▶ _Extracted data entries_
= = = = = = =

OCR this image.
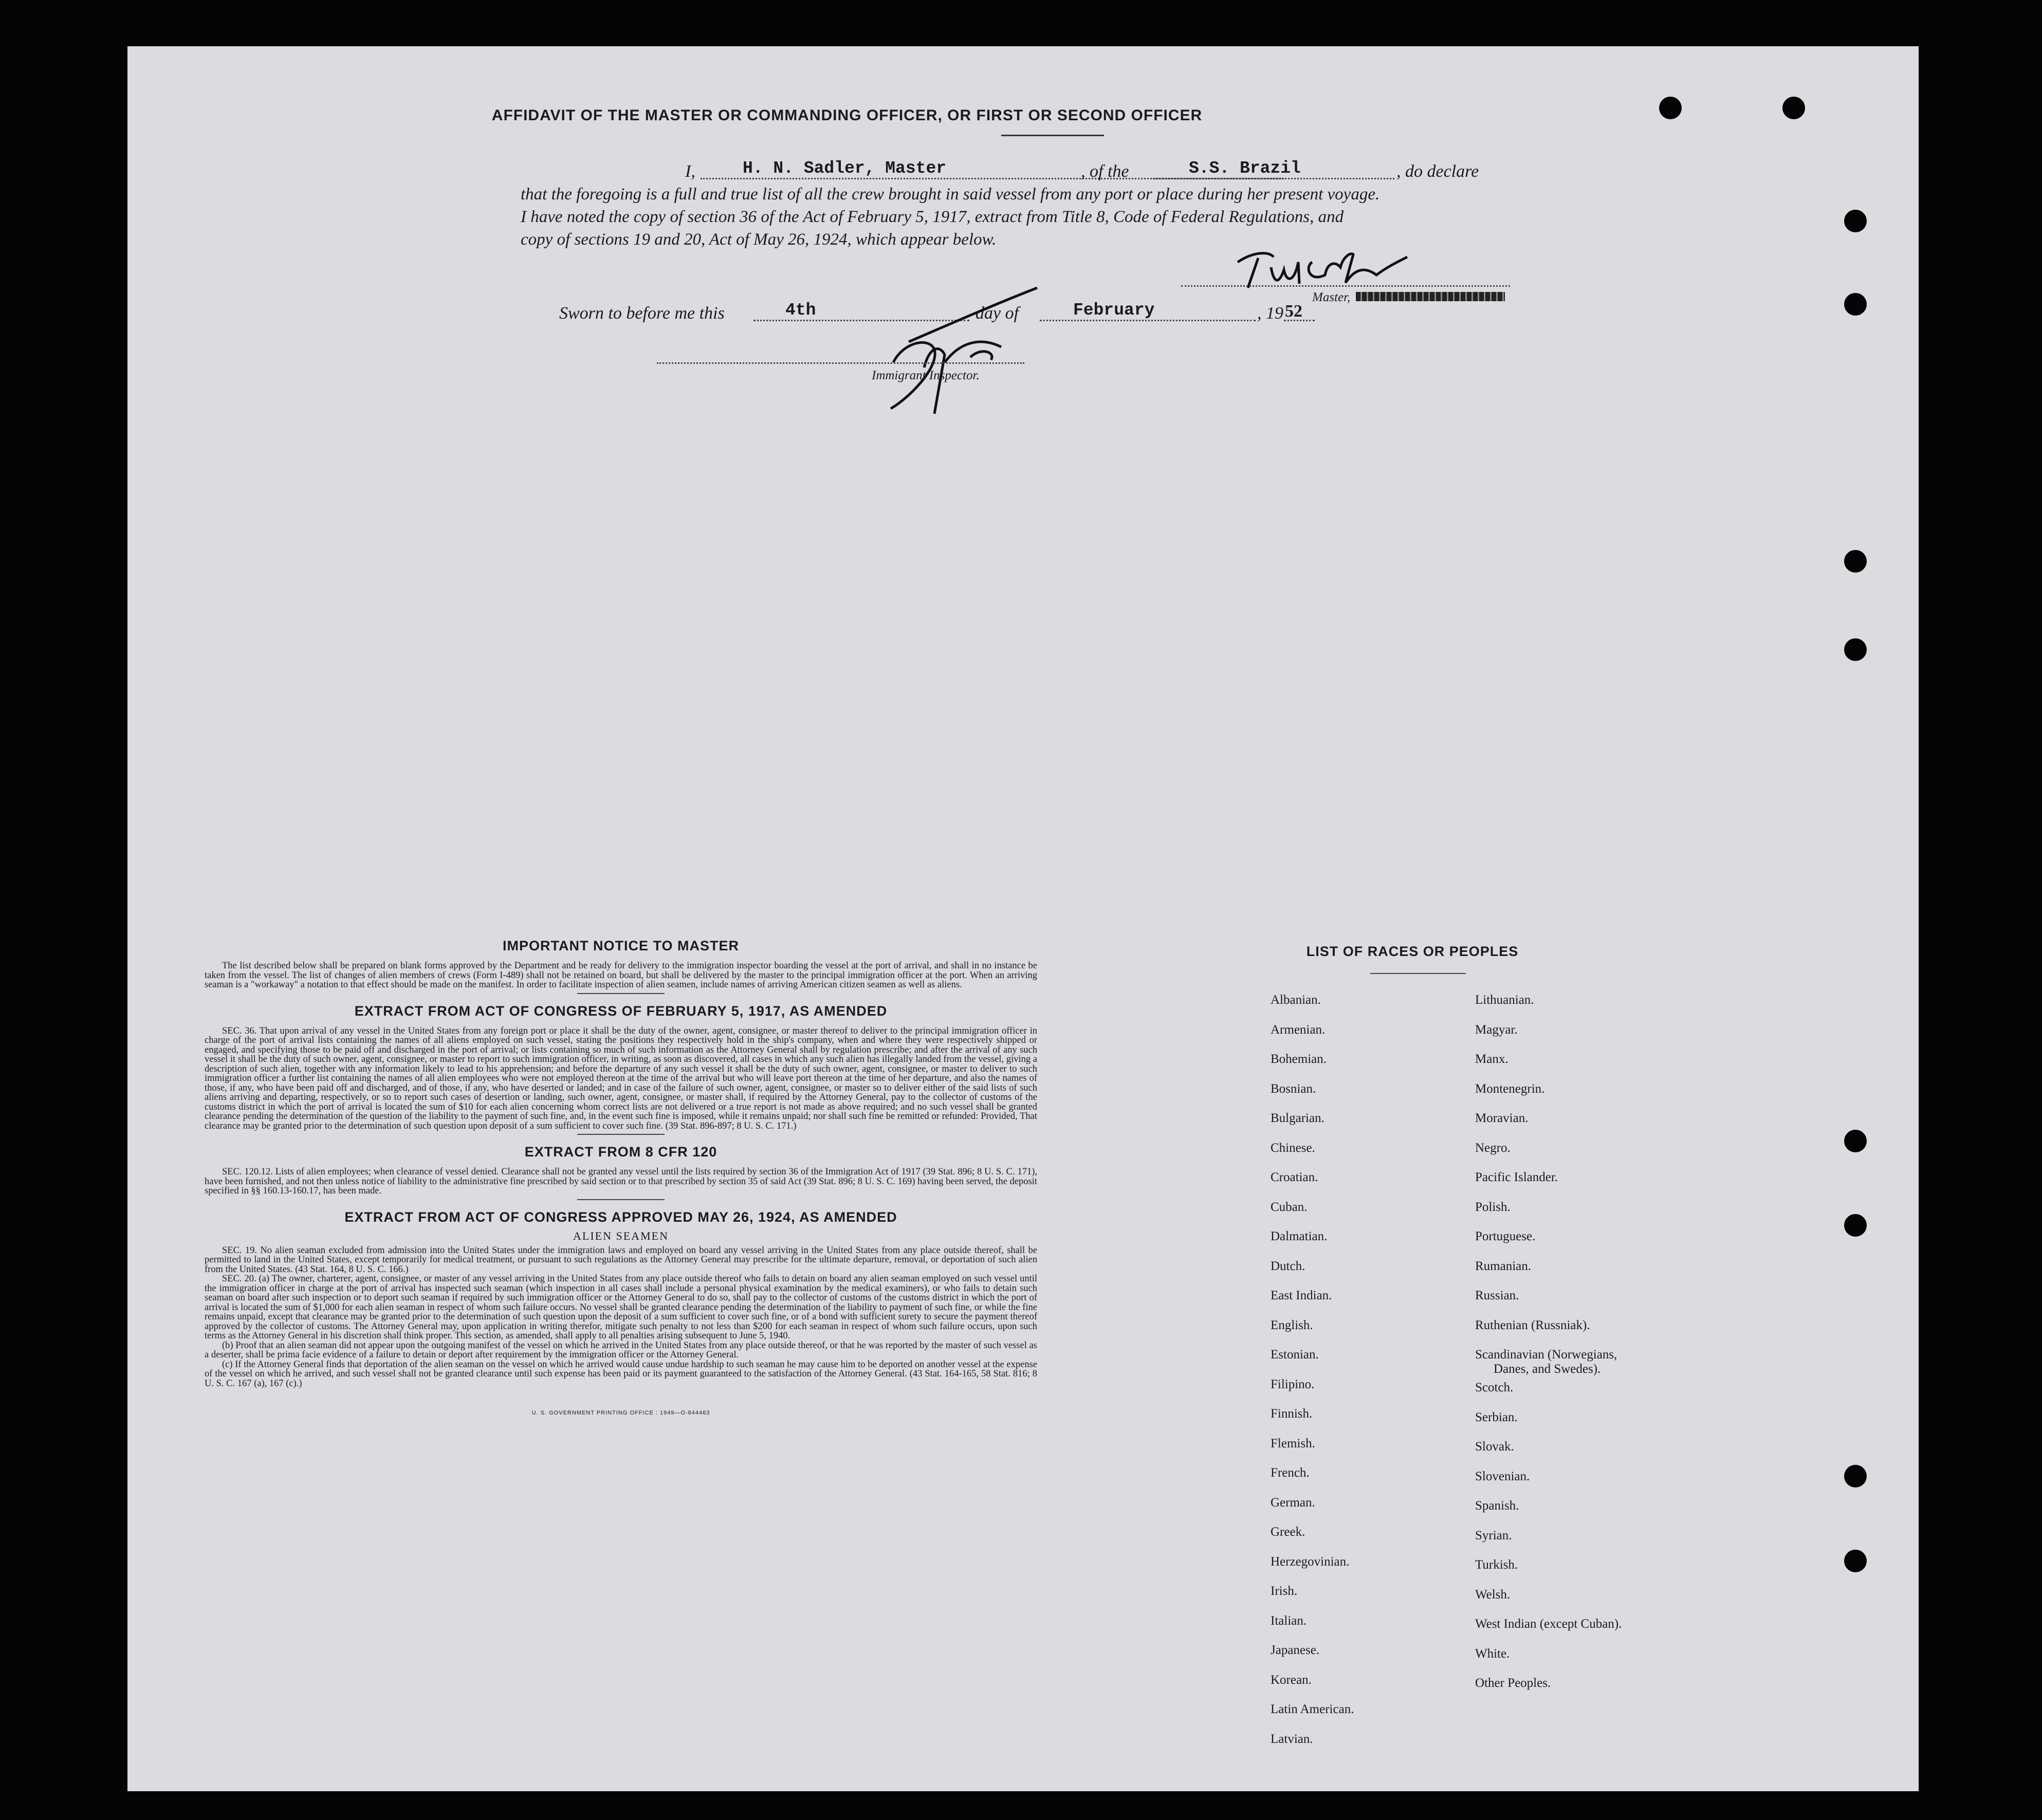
AFFIDAVIT OF THE MASTER OR COMMANDING OFFICER, OR FIRST OR SECOND OFFICER
I,	H. N. Sadler, Master	, of the	S.S. Brazil	, do declare
that the foregoing is a full and true list of all the crew brought in said vessel from any port or place during her present voyage.
I have noted the copy of section 36 of the Act of February 5, 1917, extract from Title 8, Code of Federal Regulations, and
copy of sections 19 and 20, Act of May 26, 1924, which appear below.
Master,
Sworn to before me this	4th	day of	February	, 19 52
Immigrant Inspector.
IMPORTANT NOTICE TO MASTER

The list described below shall be prepared on blank forms approved by the Department and be ready for delivery to the immigration inspector boarding the vessel at the port of arrival, and shall in no instance be taken from the vessel. The list of changes of alien members of crews (Form I-489) shall not be retained on board, but shall be delivered by the master to the principal immigration officer at the port. When an arriving seaman is a "workaway" a notation to that effect should be made on the manifest. In order to facilitate inspection of alien seamen, include names of arriving American citizen seamen as well as aliens.

EXTRACT FROM ACT OF CONGRESS OF FEBRUARY 5, 1917, AS AMENDED

SEC. 36. That upon arrival of any vessel in the United States from any foreign port or place it shall be the duty of the owner, agent, consignee, or master thereof to deliver to the principal immigration officer in charge of the port of arrival lists containing the names of all aliens employed on such vessel, stating the positions they respectively hold in the ship's company, when and where they were respectively shipped or engaged, and specifying those to be paid off and discharged in the port of arrival; or lists containing so much of such information as the Attorney General shall by regulation prescribe; and after the arrival of any such vessel it shall be the duty of such owner, agent, consignee, or master to report to such immigration officer, in writing, as soon as discovered, all cases in which any such alien has illegally landed from the vessel, giving a description of such alien, together with any information likely to lead to his apprehension; and before the departure of any such vessel it shall be the duty of such owner, agent, consignee, or master to deliver to such immigration officer a further list containing the names of all alien employees who were not employed thereon at the time of the arrival but who will leave port thereon at the time of her departure, and also the names of those, if any, who have been paid off and discharged, and of those, if any, who have deserted or landed; and in case of the failure of such owner, agent, consignee, or master so to deliver either of the said lists of such aliens arriving and departing, respectively, or so to report such cases of desertion or landing, such owner, agent, consignee, or master shall, if required by the Attorney General, pay to the collector of customs of the customs district in which the port of arrival is located the sum of $10 for each alien concerning whom correct lists are not delivered or a true report is not made as above required; and no such vessel shall be granted clearance pending the determination of the question of the liability to the payment of such fine, and, in the event such fine is imposed, while it remains unpaid; nor shall such fine be remitted or refunded: Provided, That clearance may be granted prior to the determination of such question upon deposit of a sum sufficient to cover such fine. (39 Stat. 896-897; 8 U. S. C. 171.)

EXTRACT FROM 8 CFR 120

SEC. 120.12. Lists of alien employees; when clearance of vessel denied. Clearance shall not be granted any vessel until the lists required by section 36 of the Immigration Act of 1917 (39 Stat. 896; 8 U. S. C. 171), have been furnished, and not then unless notice of liability to the administrative fine prescribed by said section or to that prescribed by section 35 of said Act (39 Stat. 896; 8 U. S. C. 169) having been served, the deposit specified in §§ 160.13-160.17, has been made.

EXTRACT FROM ACT OF CONGRESS APPROVED MAY 26, 1924, AS AMENDED
ALIEN SEAMEN

SEC. 19. No alien seaman excluded from admission into the United States under the immigration laws and employed on board any vessel arriving in the United States from any place outside thereof, shall be permitted to land in the United States, except temporarily for medical treatment, or pursuant to such regulations as the Attorney General may prescribe for the ultimate departure, removal, or deportation of such alien from the United States. (43 Stat. 164, 8 U. S. C. 166.)

SEC. 20. (a) The owner, charterer, agent, consignee, or master of any vessel arriving in the United States from any place outside thereof who fails to detain on board any alien seaman employed on such vessel until the immigration officer in charge at the port of arrival has inspected such seaman (which inspection in all cases shall include a personal physical examination by the medical examiners), or who fails to detain such seaman on board after such inspection or to deport such seaman if required by such immigration officer or the Attorney General to do so, shall pay to the collector of customs of the customs district in which the port of arrival is located the sum of $1,000 for each alien seaman in respect of whom such failure occurs. No vessel shall be granted clearance pending the determination of the liability to payment of such fine, or while the fine remains unpaid, except that clearance may be granted prior to the determination of such question upon the deposit of a sum sufficient to cover such fine, or of a bond with sufficient surety to secure the payment thereof approved by the collector of customs. The Attorney General may, upon application in writing therefor, mitigate such penalty to not less than $200 for each seaman in respect of whom such failure occurs, upon such terms as the Attorney General in his discretion shall think proper. This section, as amended, shall apply to all penalties arising subsequent to June 5, 1940.

(b) Proof that an alien seaman did not appear upon the outgoing manifest of the vessel on which he arrived in the United States from any place outside thereof, or that he was reported by the master of such vessel as a deserter, shall be prima facie evidence of a failure to detain or deport after requirement by the immigration officer or the Attorney General.

(c) If the Attorney General finds that deportation of the alien seaman on the vessel on which he arrived would cause undue hardship to such seaman he may cause him to be deported on another vessel at the expense of the vessel on which he arrived, and such vessel shall not be granted clearance until such expense has been paid or its payment guaranteed to the satisfaction of the Attorney General. (43 Stat. 164-165, 58 Stat. 816; 8 U. S. C. 167 (a), 167 (c).)

U. S. GOVERNMENT PRINTING OFFICE : 1949—O-844463
LIST OF RACES OR PEOPLES
Albanian.
Armenian.
Bohemian.
Bosnian.
Bulgarian.
Chinese.
Croatian.
Cuban.
Dalmatian.
Dutch.
East Indian.
English.
Estonian.
Filipino.
Finnish.
Flemish.
French.
German.
Greek.
Herzegovinian.
Irish.
Italian.
Japanese.
Korean.
Latin American.
Latvian.
Lithuanian.
Magyar.
Manx.
Montenegrin.
Moravian.
Negro.
Pacific Islander.
Polish.
Portuguese.
Rumanian.
Russian.
Ruthenian (Russniak).
Scandinavian (Norwegians,
Danes, and Swedes).
Scotch.
Serbian.
Slovak.
Slovenian.
Spanish.
Syrian.
Turkish.
Welsh.
West Indian (except Cuban).
White.
Other Peoples.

= = = = = = =

▶ _WHAT NEEDS TO BE DONE_
Print each line of the material above exactly, with the pictures removed from your copy.

▶ _SOLUTION_
OCR this image.
AFFIDAVIT OF THE MASTER OR COMMANDING OFFICER, OR FIRST OR SECOND OFFICER
I,	H. N. Sadler, Master	, of the	S.S. Brazil	, do declare
that the foregoing is a full and true list of all the crew brought in said vessel from any port or place during her present voyage.
I have noted the copy of section 36 of the Act of February 5, 1917, extract from Title 8, Code of Federal Regulations, and
copy of sections 19 and 20, Act of May 26, 1924, which appear below.
Master,
Sworn to before me this	4th	day of	February	, 19 52
Immigrant Inspector.
IMPORTANT NOTICE TO MASTER

The list described below shall be prepared on blank forms approved by the Department and be ready for delivery to the immigration inspector boarding the vessel at the port of arrival, and shall in no instance be taken from the vessel. The list of changes of alien members of crews (Form I-489) shall not be retained on board, but shall be delivered by the master to the principal immigration officer at the port. When an arriving seaman is a "workaway" a notation to that effect should be made on the manifest. In order to facilitate inspection of alien seamen, include names of arriving American citizen seamen as well as aliens.

EXTRACT FROM ACT OF CONGRESS OF FEBRUARY 5, 1917, AS AMENDED

SEC. 36. That upon arrival of any vessel in the United States from any foreign port or place it shall be the duty of the owner, agent, consignee, or master thereof to deliver to the principal immigration officer in charge of the port of arrival lists containing the names of all aliens employed on such vessel, stating the positions they respectively hold in the ship's company, when and where they were respectively shipped or engaged, and specifying those to be paid off and discharged in the port of arrival; or lists containing so much of such information as the Attorney General shall by regulation prescribe; and after the arrival of any such vessel it shall be the duty of such owner, agent, consignee, or master to report to such immigration officer, in writing, as soon as discovered, all cases in which any such alien has illegally landed from the vessel, giving a description of such alien, together with any information likely to lead to his apprehension; and before the departure of any such vessel it shall be the duty of such owner, agent, consignee, or master to deliver to such immigration officer a further list containing the names of all alien employees who were not employed thereon at the time of the arrival but who will leave port thereon at the time of her departure, and also the names of those, if any, who have been paid off and discharged, and of those, if any, who have deserted or landed; and in case of the failure of such owner, agent, consignee, or master so to deliver either of the said lists of such aliens arriving and departing, respectively, or so to report such cases of desertion or landing, such owner, agent, consignee, or master shall, if required by the Attorney General, pay to the collector of customs of the customs district in which the port of arrival is located the sum of $10 for each alien concerning whom correct lists are not delivered or a true report is not made as above required; and no such vessel shall be granted clearance pending the determination of the question of the liability to the payment of such fine, and, in the event such fine is imposed, while it remains unpaid; nor shall such fine be remitted or refunded: Provided, That clearance may be granted prior to the determination of such question upon deposit of a sum sufficient to cover such fine. (39 Stat. 896-897; 8 U. S. C. 171.)

EXTRACT FROM 8 CFR 120

SEC. 120.12. Lists of alien employees; when clearance of vessel denied. Clearance shall not be granted any vessel until the lists required by section 36 of the Immigration Act of 1917 (39 Stat. 896; 8 U. S. C. 171), have been furnished, and not then unless notice of liability to the administrative fine prescribed by said section or to that prescribed by section 35 of said Act (39 Stat. 896; 8 U. S. C. 169) having been served, the deposit specified in §§ 160.13-160.17, has been made.

EXTRACT FROM ACT OF CONGRESS APPROVED MAY 26, 1924, AS AMENDED
ALIEN SEAMEN

SEC. 19. No alien seaman excluded from admission into the United States under the immigration laws and employed on board any vessel arriving in the United States from any place outside thereof, shall be permitted to land in the United States, except temporarily for medical treatment, or pursuant to such regulations as the Attorney General may prescribe for the ultimate departure, removal, or deportation of such alien from the United States. (43 Stat. 164, 8 U. S. C. 166.)

SEC. 20. (a) The owner, charterer, agent, consignee, or master of any vessel arriving in the United States from any place outside thereof who fails to detain on board any alien seaman employed on such vessel until the immigration officer in charge at the port of arrival has inspected such seaman (which inspection in all cases shall include a personal physical examination by the medical examiners), or who fails to detain such seaman on board after such inspection or to deport such seaman if required by such immigration officer or the Attorney General to do so, shall pay to the collector of customs of the customs district in which the port of arrival is located the sum of $1,000 for each alien seaman in respect of whom such failure occurs. No vessel shall be granted clearance pending the determination of the liability to payment of such fine, or while the fine remains unpaid, except that clearance may be granted prior to the determination of such question upon the deposit of a sum sufficient to cover such fine, or of a bond with sufficient surety to secure the payment thereof approved by the collector of customs. The Attorney General may, upon application in writing therefor, mitigate such penalty to not less than $200 for each seaman in respect of whom such failure occurs, upon such terms as the Attorney General in his discretion shall think proper. This section, as amended, shall apply to all penalties arising subsequent to June 5, 1940.

(b) Proof that an alien seaman did not appear upon the outgoing manifest of the vessel on which he arrived in the United States from any place outside thereof, or that he was reported by the master of such vessel as a deserter, shall be prima facie evidence of a failure to detain or deport after requirement by the immigration officer or the Attorney General.

(c) If the Attorney General finds that deportation of the alien seaman on the vessel on which he arrived would cause undue hardship to such seaman he may cause him to be deported on another vessel at the expense of the vessel on which he arrived, and such vessel shall not be granted clearance until such expense has been paid or its payment guaranteed to the satisfaction of the Attorney General. (43 Stat. 164-165, 58 Stat. 816; 8 U. S. C. 167 (a), 167 (c).)

U. S. GOVERNMENT PRINTING OFFICE : 1949—O-844463
LIST OF RACES OR PEOPLES
Albanian.
Armenian.
Bohemian.
Bosnian.
Bulgarian.
Chinese.
Croatian.
Cuban.
Dalmatian.
Dutch.
East Indian.
English.
Estonian.
Filipino.
Finnish.
Flemish.
French.
German.
Greek.
Herzegovinian.
Irish.
Italian.
Japanese.
Korean.
Latin American.
Latvian.
Lithuanian.
Magyar.
Manx.
Montenegrin.
Moravian.
Negro.
Pacific Islander.
Polish.
Portuguese.
Rumanian.
Russian.
Ruthenian (Russniak).
Scandinavian (Norwegians,
Danes, and Swedes).
Scotch.
Serbian.
Slovak.
Slovenian.
Spanish.
Syrian.
Turkish.
Welsh.
West Indian (except Cuban).
White.
Other Peoples.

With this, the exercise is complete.